> _Job_
Retype the lines below verbatim, everything from the line containing "wifi-icon: [319, 300, 333, 311]" down to the line containing "align-right-icon: [327, 661, 341, 674]", including both of those lines.

(Records from a data source)

____

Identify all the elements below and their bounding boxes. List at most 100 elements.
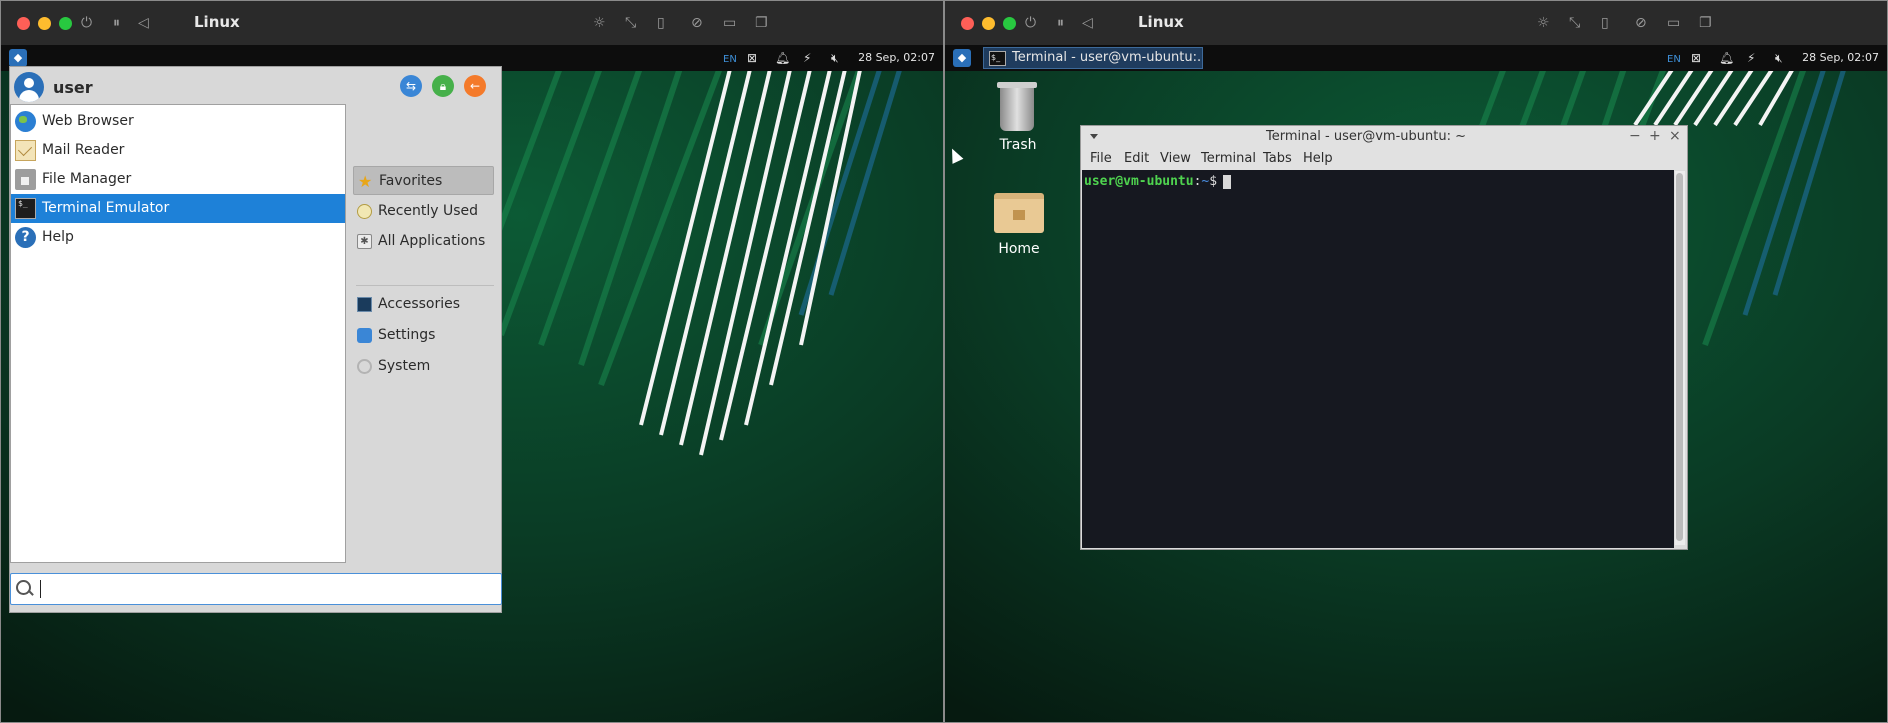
terminal-menubar: File Edit View Terminal Tabs Help <box>1081 148 1687 170</box>
settings-manager-button[interactable]: ⇆ <box>400 75 422 97</box>
close-window-button[interactable] <box>961 17 974 30</box>
file-manager-icon <box>15 169 36 190</box>
volume-muted-icon[interactable]: 🔇︎ <box>831 50 839 66</box>
prompt-line: user@vm-ubuntu:~$ <box>1084 174 1232 189</box>
lock-screen-button[interactable]: 🔒︎ <box>432 75 454 97</box>
category-accessories[interactable]: Accessories <box>353 290 494 319</box>
category-separator <box>356 285 494 286</box>
category-settings[interactable]: Settings <box>353 321 494 350</box>
guest-screen: ◆ EN ⊠ 🔔︎ ⚡︎ 🔇︎ 28 Sep, 02:07 user ⇆ 🔒︎ … <box>1 45 943 722</box>
terminal-window: Terminal - user@vm-ubuntu: ~ − + × File … <box>1080 125 1688 550</box>
network-disconnected-icon[interactable]: ⊠ <box>747 50 757 66</box>
accessories-icon <box>357 297 372 312</box>
close-window-button[interactable] <box>17 17 30 30</box>
zoom-window-button[interactable] <box>59 17 72 30</box>
notification-bell-icon[interactable]: 🔔︎ <box>775 50 790 66</box>
favorite-web-browser[interactable]: Web Browser <box>11 107 345 136</box>
menu-help[interactable]: Help <box>1303 151 1333 166</box>
host-title: Linux <box>194 13 240 31</box>
trash-icon <box>997 82 1037 131</box>
network-disconnected-icon[interactable]: ⊠ <box>1691 50 1701 66</box>
power-icon[interactable]: ⏻ <box>1025 14 1036 32</box>
notification-bell-icon[interactable]: 🔔︎ <box>1719 50 1734 66</box>
host-title: Linux <box>1138 13 1184 31</box>
favorite-label: Web Browser <box>42 113 134 129</box>
search-input[interactable] <box>10 573 502 605</box>
vm-window-left: ⏻ ⏸ ◁ Linux ☼ ⤡ ▯ ⊘ ▭ ❐ ◆ EN ⊠ 🔔︎ ⚡︎ 🔇︎ … <box>0 0 944 723</box>
top-panel: ◆ $_ Terminal - user@vm-ubuntu:... EN ⊠ … <box>945 45 1887 71</box>
category-favorites[interactable]: ★ Favorites <box>353 166 494 195</box>
applications-icon: ✱ <box>357 234 372 249</box>
favorite-file-manager[interactable]: File Manager <box>11 165 345 194</box>
settings-icon <box>357 328 372 343</box>
minimize-window-button[interactable] <box>38 17 51 30</box>
menu-view[interactable]: View <box>1160 151 1191 166</box>
favorite-label: Mail Reader <box>42 142 125 158</box>
desktop-home[interactable]: Home <box>983 189 1055 264</box>
brightness-icon[interactable]: ☼ <box>1537 14 1550 32</box>
share-icon[interactable]: ⊘ <box>1635 14 1647 32</box>
menu-terminal[interactable]: Terminal <box>1201 151 1256 166</box>
prompt-symbol: $ <box>1209 174 1218 189</box>
share-icon[interactable]: ⊘ <box>691 14 703 32</box>
menu-username: user <box>53 78 93 97</box>
minimize-window-button[interactable] <box>982 17 995 30</box>
panel-clock[interactable]: 28 Sep, 02:07 <box>1802 51 1879 64</box>
windows-icon[interactable]: ❐ <box>755 14 768 32</box>
terminal-icon: $_ <box>989 51 1006 66</box>
pause-icon[interactable]: ⏸ <box>1057 14 1064 32</box>
taskbar-label: Terminal - user@vm-ubuntu:... <box>1012 50 1203 65</box>
category-system[interactable]: System <box>353 352 494 381</box>
category-label: Favorites <box>379 173 443 189</box>
menu-edit[interactable]: Edit <box>1124 151 1149 166</box>
favorite-help[interactable]: ? Help <box>11 223 345 252</box>
gear-icon <box>357 359 372 374</box>
power-manager-icon[interactable]: ⚡︎ <box>803 50 811 66</box>
menu-tabs[interactable]: Tabs <box>1263 151 1292 166</box>
power-icon[interactable]: ⏻ <box>81 14 92 32</box>
applications-menu-button[interactable]: ◆ <box>9 49 27 67</box>
back-icon[interactable]: ◁ <box>138 14 149 32</box>
close-icon[interactable]: × <box>1669 128 1681 144</box>
pause-icon[interactable]: ⏸ <box>113 14 120 32</box>
terminal-output[interactable]: user@vm-ubuntu:~$ <box>1082 170 1674 548</box>
panel-clock[interactable]: 28 Sep, 02:07 <box>858 51 935 64</box>
folder-icon[interactable]: ▭ <box>723 14 736 32</box>
minimize-icon[interactable]: − <box>1629 128 1641 144</box>
keyboard-layout-indicator[interactable]: EN <box>723 52 737 68</box>
help-icon: ? <box>15 227 36 248</box>
windows-icon[interactable]: ❐ <box>1699 14 1712 32</box>
applications-menu-button[interactable]: ◆ <box>953 49 971 67</box>
zoom-window-button[interactable] <box>1003 17 1016 30</box>
folder-icon[interactable]: ▭ <box>1667 14 1680 32</box>
scrollbar-thumb[interactable] <box>1676 173 1683 541</box>
taskbar-terminal-button[interactable]: $_ Terminal - user@vm-ubuntu:... <box>983 47 1203 69</box>
text-caret <box>40 580 41 598</box>
brightness-icon[interactable]: ☼ <box>593 14 606 32</box>
vm-window-right: ⏻ ⏸ ◁ Linux ☼ ⤡ ▯ ⊘ ▭ ❐ ◆ $_ Terminal - … <box>944 0 1888 723</box>
prompt-user: user@vm-ubuntu <box>1084 174 1194 189</box>
favorite-label: File Manager <box>42 171 132 187</box>
usb-icon[interactable]: ▯ <box>1601 14 1609 32</box>
resize-icon[interactable]: ⤡ <box>1569 14 1580 32</box>
terminal-icon: $_ <box>15 198 36 219</box>
desktop-trash[interactable]: Trash <box>982 82 1054 160</box>
terminal-scrollbar[interactable] <box>1675 171 1685 545</box>
whisker-menu: user ⇆ 🔒︎ ← Web Browser Mail Reader File… <box>9 66 502 613</box>
desktop-icon-label: Home <box>998 241 1040 257</box>
resize-icon[interactable]: ⤡ <box>625 14 636 32</box>
usb-icon[interactable]: ▯ <box>657 14 665 32</box>
log-out-button[interactable]: ← <box>464 75 486 97</box>
terminal-titlebar[interactable]: Terminal - user@vm-ubuntu: ~ − + × <box>1081 126 1687 148</box>
power-manager-icon[interactable]: ⚡︎ <box>1747 50 1755 66</box>
maximize-icon[interactable]: + <box>1649 128 1661 144</box>
volume-muted-icon[interactable]: 🔇︎ <box>1775 50 1783 66</box>
category-all-applications[interactable]: ✱ All Applications <box>353 227 494 256</box>
menu-file[interactable]: File <box>1090 151 1112 166</box>
favorite-terminal-emulator[interactable]: $_ Terminal Emulator <box>11 194 345 223</box>
keyboard-layout-indicator[interactable]: EN <box>1667 52 1681 68</box>
favorite-mail-reader[interactable]: Mail Reader <box>11 136 345 165</box>
back-icon[interactable]: ◁ <box>1082 14 1093 32</box>
category-recently-used[interactable]: Recently Used <box>353 197 494 226</box>
search-icon <box>16 580 31 595</box>
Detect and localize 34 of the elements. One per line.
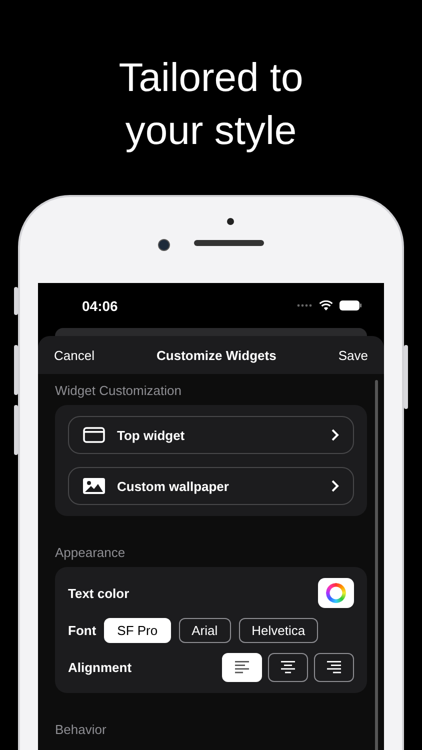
wifi-icon: [319, 300, 333, 311]
status-time: 04:06: [82, 298, 118, 314]
chevron-icon: [331, 429, 339, 441]
align-center-button[interactable]: [268, 653, 308, 682]
font-option[interactable]: Arial: [178, 618, 231, 643]
sensor-icon: [227, 218, 234, 225]
camera-icon: [158, 239, 170, 251]
nav-title: Customize Widgets: [156, 348, 276, 362]
list-row[interactable]: Custom wallpaper: [68, 467, 354, 505]
image-icon: [83, 478, 105, 494]
save-button[interactable]: Save: [338, 348, 368, 362]
color-wheel-icon: [326, 583, 346, 603]
align-left-icon: [235, 661, 249, 674]
section-title: Behavior: [55, 722, 108, 737]
card-icon: [83, 427, 105, 443]
signal-dots-icon: [297, 304, 313, 307]
align-left-button[interactable]: [222, 653, 262, 682]
section-title: Widget Customization: [55, 383, 182, 398]
align-right-button[interactable]: [314, 653, 354, 682]
cancel-button[interactable]: Cancel: [54, 348, 94, 362]
headline: Tailored to your style: [118, 55, 304, 155]
align-center-icon: [281, 661, 295, 674]
align-right-icon: [327, 661, 341, 674]
speaker-icon: [194, 240, 264, 246]
chevron-icon: [331, 480, 339, 492]
row-label: Font: [68, 623, 96, 638]
font-option[interactable]: SF Pro: [104, 618, 171, 643]
font-option[interactable]: Helvetica: [238, 618, 318, 643]
battery-icon: [339, 300, 362, 311]
list-row[interactable]: Top widget: [68, 416, 354, 454]
row-label: Alignment: [68, 660, 132, 675]
row-label: Text color: [68, 586, 130, 600]
color-picker-button[interactable]: [318, 578, 354, 608]
section-title: Appearance: [55, 545, 126, 560]
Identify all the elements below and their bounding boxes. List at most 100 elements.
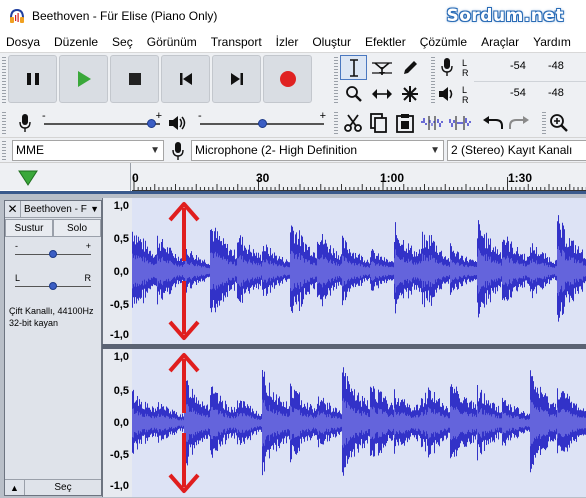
slider-thumb[interactable] <box>49 250 57 258</box>
draw-tool-button[interactable] <box>396 55 423 80</box>
slider-thumb[interactable] <box>146 119 156 128</box>
close-icon: ✕ <box>7 202 18 216</box>
audacity-logo-icon <box>10 8 24 23</box>
meter-scale-label: -54 <box>510 87 526 99</box>
trim-audio-icon <box>421 116 443 130</box>
menu-tracks[interactable]: İzler <box>269 35 306 49</box>
menu-select[interactable]: Seç <box>105 35 140 49</box>
meter-toolbar: LR -54 -48 LR -54 -48 <box>434 55 586 107</box>
waveform <box>132 202 586 340</box>
close-track-button[interactable]: ✕ <box>5 201 21 217</box>
chevron-down-icon[interactable]: ▼ <box>90 204 101 214</box>
menu-tools[interactable]: Araçlar <box>474 35 526 49</box>
zoom-tool-button[interactable] <box>340 81 367 106</box>
selection-tool-button[interactable] <box>340 55 367 80</box>
playback-meter[interactable]: LR -54 -48 <box>434 82 586 107</box>
timeshift-tool-icon <box>371 88 392 99</box>
pan-slider[interactable]: L R <box>13 273 93 299</box>
window-title: Beethoven - Für Elise (Piano Only) <box>32 9 218 23</box>
audio-host-select[interactable]: MME ▼ <box>12 140 164 161</box>
envelope-tool-icon <box>371 61 392 75</box>
collapse-track-button[interactable]: ▲ <box>5 480 25 495</box>
menu-generate[interactable]: Oluştur <box>305 35 358 49</box>
menu-effects[interactable]: Efektler <box>358 35 413 49</box>
recording-device-select[interactable]: Microphone (2- High Definition ▼ <box>191 140 444 161</box>
scale-label: -0,5 <box>110 449 129 461</box>
toolbar-area: LR -54 -48 LR -54 -48 - + - + <box>0 52 586 137</box>
undo-button[interactable] <box>480 115 506 131</box>
copy-button[interactable] <box>366 113 392 133</box>
paste-button[interactable] <box>392 113 418 133</box>
silence-audio-button[interactable] <box>446 115 474 131</box>
speaker-icon <box>169 116 186 130</box>
menu-view[interactable]: Görünüm <box>140 35 204 49</box>
toolbar-grip[interactable] <box>334 112 338 134</box>
select-track-button[interactable]: Seç <box>25 480 101 495</box>
track-buttons: Sustur Solo <box>5 219 101 237</box>
scale-label: -0,5 <box>110 299 129 311</box>
track-title-bar[interactable]: ✕ Beethoven - F ▼ <box>5 201 101 218</box>
waveform-left-channel[interactable] <box>132 198 586 344</box>
stop-icon <box>128 73 141 85</box>
gain-slider[interactable]: - + <box>13 241 93 267</box>
pause-button[interactable] <box>8 55 57 103</box>
selection-tool-icon <box>349 58 358 77</box>
record-volume-slider[interactable]: - + <box>40 109 164 137</box>
menu-analyze[interactable]: Çözümle <box>413 35 474 49</box>
chevron-up-icon: ▲ <box>10 482 19 493</box>
timeshift-tool-button[interactable] <box>368 81 395 106</box>
trim-audio-button[interactable] <box>418 115 446 131</box>
scale-label: 1,0 <box>113 351 129 363</box>
menu-transport[interactable]: Transport <box>204 35 269 49</box>
track-name[interactable]: Beethoven - F <box>21 204 90 215</box>
envelope-tool-button[interactable] <box>368 55 395 80</box>
slider-thumb[interactable] <box>49 282 57 290</box>
microphone-icon <box>172 142 184 160</box>
scale-label: 0,5 <box>113 233 129 245</box>
toolbar-grip[interactable] <box>2 112 6 134</box>
track-control-panel[interactable]: ✕ Beethoven - F ▼ Sustur Solo - + L R Çi… <box>4 200 102 496</box>
recording-channels-select[interactable]: 2 (Stereo) Kayıt Kanalı <box>447 140 586 161</box>
playback-volume-slider[interactable]: - + <box>196 109 328 137</box>
record-meter[interactable]: LR -54 -48 <box>434 55 586 80</box>
play-button[interactable] <box>59 55 108 103</box>
toolbar-grip[interactable] <box>2 141 6 160</box>
play-head-icon[interactable] <box>16 168 40 188</box>
menu-edit[interactable]: Düzenle <box>47 35 105 49</box>
vertical-scale-left-channel[interactable]: 1,0 0,5 0,0 -0,5 -1,0 <box>102 198 132 344</box>
toolbar-grip[interactable] <box>542 112 546 134</box>
vertical-scale-right-channel[interactable]: 1,0 0,5 0,0 -0,5 -1,0 <box>102 349 132 497</box>
zoom-in-button[interactable] <box>546 113 572 133</box>
toolbar-grip[interactable] <box>334 57 338 105</box>
cut-button[interactable] <box>340 113 366 133</box>
meter-scale-label: -54 <box>510 60 526 72</box>
solo-button[interactable]: Solo <box>53 219 101 237</box>
timeline-ruler[interactable]: 0 30 1:00 1:30 <box>0 162 586 191</box>
skip-to-end-button[interactable] <box>212 55 261 103</box>
stop-button[interactable] <box>110 55 159 103</box>
menu-help[interactable]: Yardım <box>526 35 578 49</box>
meter-channel-labels: LR <box>462 84 469 105</box>
zoom-tool-icon <box>345 85 362 102</box>
microphone-icon <box>441 58 453 76</box>
meter-scale-label: -48 <box>548 87 564 99</box>
record-button[interactable] <box>263 55 312 103</box>
redo-icon <box>509 116 529 129</box>
ruler-label: 0 <box>132 171 139 185</box>
meter-scale-label: -48 <box>548 60 564 72</box>
mute-button[interactable]: Sustur <box>5 219 53 237</box>
waveform-right-channel[interactable] <box>132 349 586 497</box>
scale-label: 0,0 <box>113 417 129 429</box>
redo-button[interactable] <box>506 115 532 131</box>
skip-to-start-button[interactable] <box>161 55 210 103</box>
multi-tool-button[interactable] <box>396 81 423 106</box>
chevron-down-icon: ▼ <box>150 145 160 156</box>
time-ruler[interactable]: 0 30 1:00 1:30 <box>132 163 586 191</box>
toolbar-grip[interactable] <box>2 57 6 103</box>
slider-thumb[interactable] <box>258 119 267 128</box>
device-toolbar: MME ▼ Microphone (2- High Definition ▼ 2 (… <box>0 137 586 162</box>
draw-tool-icon <box>403 60 417 74</box>
scale-label: 0,0 <box>113 266 129 278</box>
menu-bar: Dosya Düzenle Seç Görünüm Transport İzle… <box>0 32 586 52</box>
menu-file[interactable]: Dosya <box>0 35 47 49</box>
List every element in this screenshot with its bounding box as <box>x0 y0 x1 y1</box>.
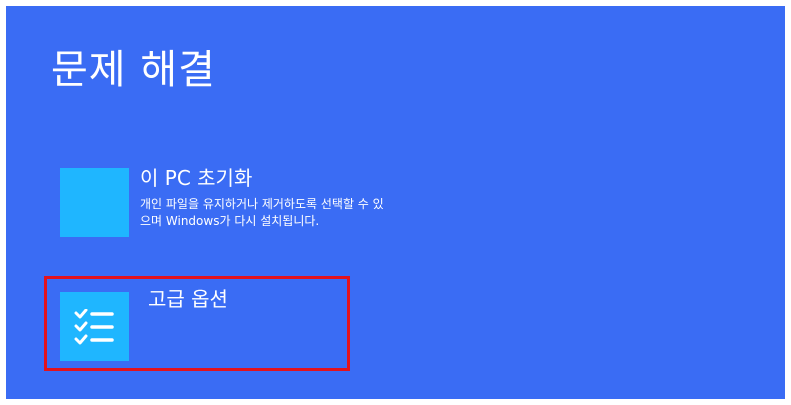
reset-pc-title: 이 PC 초기화 <box>140 166 253 190</box>
advanced-options-title: 고급 옵션 <box>148 287 228 311</box>
reset-pc-icon <box>60 168 129 237</box>
reset-pc-description: 개인 파일을 유지하거나 제거하도록 선택할 수 있으며 Windows가 다시… <box>140 197 384 228</box>
advanced-options-option[interactable]: 고급 옵션 <box>60 284 350 361</box>
troubleshoot-screen: 문제 해결 이 PC 초기화 개인 파일을 유지하거나 제거하도록 선택할 수 … <box>6 6 785 399</box>
checklist-icon-glyph <box>74 309 114 345</box>
reset-pc-option[interactable]: 이 PC 초기화 개인 파일을 유지하거나 제거하도록 선택할 수 있으며 Wi… <box>60 164 390 264</box>
checklist-icon <box>60 292 129 361</box>
page-title: 문제 해결 <box>51 47 216 93</box>
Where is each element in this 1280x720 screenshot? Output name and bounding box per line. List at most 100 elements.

____

> _Worked answer_
wifi-icon: [319, 300, 333, 311]
status-time: 04:06: [82, 298, 118, 314]
chevron-icon: [331, 429, 339, 441]
align-center-button[interactable]: [268, 653, 308, 682]
font-option[interactable]: Arial: [178, 618, 231, 643]
sensor-icon: [227, 218, 234, 225]
camera-icon: [158, 239, 170, 251]
nav-title: Customize Widgets: [156, 348, 276, 362]
list-row[interactable]: Custom wallpaper: [68, 467, 354, 505]
image-icon: [83, 478, 105, 494]
save-button[interactable]: Save: [338, 348, 368, 362]
color-wheel-icon: [326, 583, 346, 603]
align-left-icon: [235, 661, 249, 674]
section-title: Behavior: [55, 722, 108, 737]
card-icon: [83, 427, 105, 443]
signal-dots-icon: [297, 304, 313, 307]
align-left-button[interactable]: [222, 653, 262, 682]
section-title: Widget Customization: [55, 383, 182, 398]
align-right-button[interactable]: [314, 653, 354, 682]
cancel-button[interactable]: Cancel: [54, 348, 94, 362]
headline: Tailored to your style: [118, 55, 304, 155]
align-center-icon: [281, 661, 295, 674]
align-right-icon: [327, 661, 341, 674]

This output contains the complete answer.